:: Task objective ::
Arrange the lines as a Markdown table with the columns "No." and "Line," giving each line its row number and leaving out any blank lines. Include only the lines starting at the beginning of the records and ending at the line that contains "131, 717, 149]".

:: Entries ::
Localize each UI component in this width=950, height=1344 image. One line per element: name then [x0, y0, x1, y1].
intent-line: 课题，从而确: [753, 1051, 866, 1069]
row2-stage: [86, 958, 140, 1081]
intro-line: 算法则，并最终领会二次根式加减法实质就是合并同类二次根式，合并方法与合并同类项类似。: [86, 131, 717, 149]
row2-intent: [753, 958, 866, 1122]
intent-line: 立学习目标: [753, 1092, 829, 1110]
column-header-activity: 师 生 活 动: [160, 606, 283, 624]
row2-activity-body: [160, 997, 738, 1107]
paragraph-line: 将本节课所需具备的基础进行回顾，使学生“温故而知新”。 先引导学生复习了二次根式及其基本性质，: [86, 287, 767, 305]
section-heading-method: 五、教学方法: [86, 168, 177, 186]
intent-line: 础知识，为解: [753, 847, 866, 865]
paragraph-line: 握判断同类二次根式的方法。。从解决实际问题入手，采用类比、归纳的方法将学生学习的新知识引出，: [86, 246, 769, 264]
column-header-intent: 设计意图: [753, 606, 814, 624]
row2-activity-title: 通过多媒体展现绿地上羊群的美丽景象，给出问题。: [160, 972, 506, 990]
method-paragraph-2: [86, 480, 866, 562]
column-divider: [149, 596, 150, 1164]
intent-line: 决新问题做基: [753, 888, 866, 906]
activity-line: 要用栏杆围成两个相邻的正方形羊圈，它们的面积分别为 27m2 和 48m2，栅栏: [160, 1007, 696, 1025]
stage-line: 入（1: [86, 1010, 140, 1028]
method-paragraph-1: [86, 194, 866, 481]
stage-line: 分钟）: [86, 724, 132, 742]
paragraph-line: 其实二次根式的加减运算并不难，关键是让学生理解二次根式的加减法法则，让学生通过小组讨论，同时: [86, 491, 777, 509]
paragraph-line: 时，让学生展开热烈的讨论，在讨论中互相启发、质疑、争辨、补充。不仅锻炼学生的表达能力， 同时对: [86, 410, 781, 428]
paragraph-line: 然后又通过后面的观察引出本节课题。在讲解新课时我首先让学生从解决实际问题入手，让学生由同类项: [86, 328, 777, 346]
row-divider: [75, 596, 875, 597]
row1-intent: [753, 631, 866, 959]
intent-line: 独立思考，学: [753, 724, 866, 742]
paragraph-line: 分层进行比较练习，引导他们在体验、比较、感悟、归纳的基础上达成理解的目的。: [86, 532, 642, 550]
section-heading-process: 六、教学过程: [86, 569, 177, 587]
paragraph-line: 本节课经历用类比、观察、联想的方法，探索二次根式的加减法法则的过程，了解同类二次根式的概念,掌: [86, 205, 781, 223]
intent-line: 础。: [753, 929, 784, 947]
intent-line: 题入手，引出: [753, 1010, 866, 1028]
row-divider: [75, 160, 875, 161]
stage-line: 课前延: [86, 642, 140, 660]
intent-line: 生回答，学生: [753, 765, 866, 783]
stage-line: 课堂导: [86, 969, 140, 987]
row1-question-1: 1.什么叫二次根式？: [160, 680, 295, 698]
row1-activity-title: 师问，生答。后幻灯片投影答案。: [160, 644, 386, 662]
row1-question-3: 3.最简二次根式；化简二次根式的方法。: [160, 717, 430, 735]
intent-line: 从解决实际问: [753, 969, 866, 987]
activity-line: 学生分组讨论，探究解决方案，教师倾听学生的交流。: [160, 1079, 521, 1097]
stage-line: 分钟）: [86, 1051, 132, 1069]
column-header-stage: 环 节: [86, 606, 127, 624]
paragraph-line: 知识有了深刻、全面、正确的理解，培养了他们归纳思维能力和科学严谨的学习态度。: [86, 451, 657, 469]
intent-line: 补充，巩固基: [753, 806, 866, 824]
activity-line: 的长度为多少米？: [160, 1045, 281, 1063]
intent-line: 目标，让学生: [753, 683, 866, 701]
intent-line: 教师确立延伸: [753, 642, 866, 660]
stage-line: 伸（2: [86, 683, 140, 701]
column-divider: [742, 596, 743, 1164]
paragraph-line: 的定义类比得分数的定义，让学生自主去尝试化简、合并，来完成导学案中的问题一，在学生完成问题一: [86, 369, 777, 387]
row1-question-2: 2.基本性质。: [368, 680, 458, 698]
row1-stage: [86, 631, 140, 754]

:: Full output ::
| No. | Line |
|---|---|
| 1 | Localize each UI component in this width=950, height=1344 image. One line per element: name then [x0, y0, x1, y1]. |
| 2 | intent-line: 课题，从而确: [753, 1051, 866, 1069] |
| 3 | row2-stage: [86, 958, 140, 1081] |
| 4 | intro-line: 算法则，并最终领会二次根式加减法实质就是合并同类二次根式，合并方法与合并同类项类似。: [86, 131, 717, 149] |